Directions for this task: All entries, exactly as written, should be output again.

Dataset entries:
++++

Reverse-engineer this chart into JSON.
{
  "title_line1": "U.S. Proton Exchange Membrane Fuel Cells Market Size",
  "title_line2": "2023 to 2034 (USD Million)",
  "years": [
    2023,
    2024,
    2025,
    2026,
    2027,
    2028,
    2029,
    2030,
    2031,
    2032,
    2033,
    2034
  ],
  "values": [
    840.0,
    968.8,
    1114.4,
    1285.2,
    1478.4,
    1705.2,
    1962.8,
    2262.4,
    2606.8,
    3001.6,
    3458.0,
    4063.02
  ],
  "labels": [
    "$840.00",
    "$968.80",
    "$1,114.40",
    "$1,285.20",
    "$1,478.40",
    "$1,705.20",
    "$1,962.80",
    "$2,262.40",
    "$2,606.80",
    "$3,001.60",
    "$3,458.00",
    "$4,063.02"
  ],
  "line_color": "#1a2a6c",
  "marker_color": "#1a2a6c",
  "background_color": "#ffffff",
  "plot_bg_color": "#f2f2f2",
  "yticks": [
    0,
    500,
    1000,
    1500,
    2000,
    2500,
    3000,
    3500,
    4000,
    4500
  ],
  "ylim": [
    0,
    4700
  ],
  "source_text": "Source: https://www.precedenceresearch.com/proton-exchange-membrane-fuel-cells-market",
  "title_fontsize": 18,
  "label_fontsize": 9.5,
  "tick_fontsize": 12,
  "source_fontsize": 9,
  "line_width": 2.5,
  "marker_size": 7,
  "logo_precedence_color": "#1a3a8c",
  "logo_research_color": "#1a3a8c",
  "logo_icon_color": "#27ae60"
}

++++

Response to the task:
Reverse-engineer this chart into JSON.
{
  "title_line1": "U.S. Proton Exchange Membrane Fuel Cells Market Size",
  "title_line2": "2023 to 2034 (USD Million)",
  "years": [
    2023,
    2024,
    2025,
    2026,
    2027,
    2028,
    2029,
    2030,
    2031,
    2032,
    2033,
    2034
  ],
  "values": [
    840.0,
    968.8,
    1114.4,
    1285.2,
    1478.4,
    1705.2,
    1962.8,
    2262.4,
    2606.8,
    3001.6,
    3458.0,
    4063.02
  ],
  "labels": [
    "$840.00",
    "$968.80",
    "$1,114.40",
    "$1,285.20",
    "$1,478.40",
    "$1,705.20",
    "$1,962.80",
    "$2,262.40",
    "$2,606.80",
    "$3,001.60",
    "$3,458.00",
    "$4,063.02"
  ],
  "line_color": "#1a2a6c",
  "marker_color": "#1a2a6c",
  "background_color": "#ffffff",
  "plot_bg_color": "#f2f2f2",
  "yticks": [
    0,
    500,
    1000,
    1500,
    2000,
    2500,
    3000,
    3500,
    4000,
    4500
  ],
  "ylim": [
    0,
    4700
  ],
  "source_text": "Source: https://www.precedenceresearch.com/proton-exchange-membrane-fuel-cells-market",
  "title_fontsize": 18,
  "label_fontsize": 9.5,
  "tick_fontsize": 12,
  "source_fontsize": 9,
  "line_width": 2.5,
  "marker_size": 7,
  "logo_precedence_color": "#1a3a8c",
  "logo_research_color": "#1a3a8c",
  "logo_icon_color": "#27ae60"
}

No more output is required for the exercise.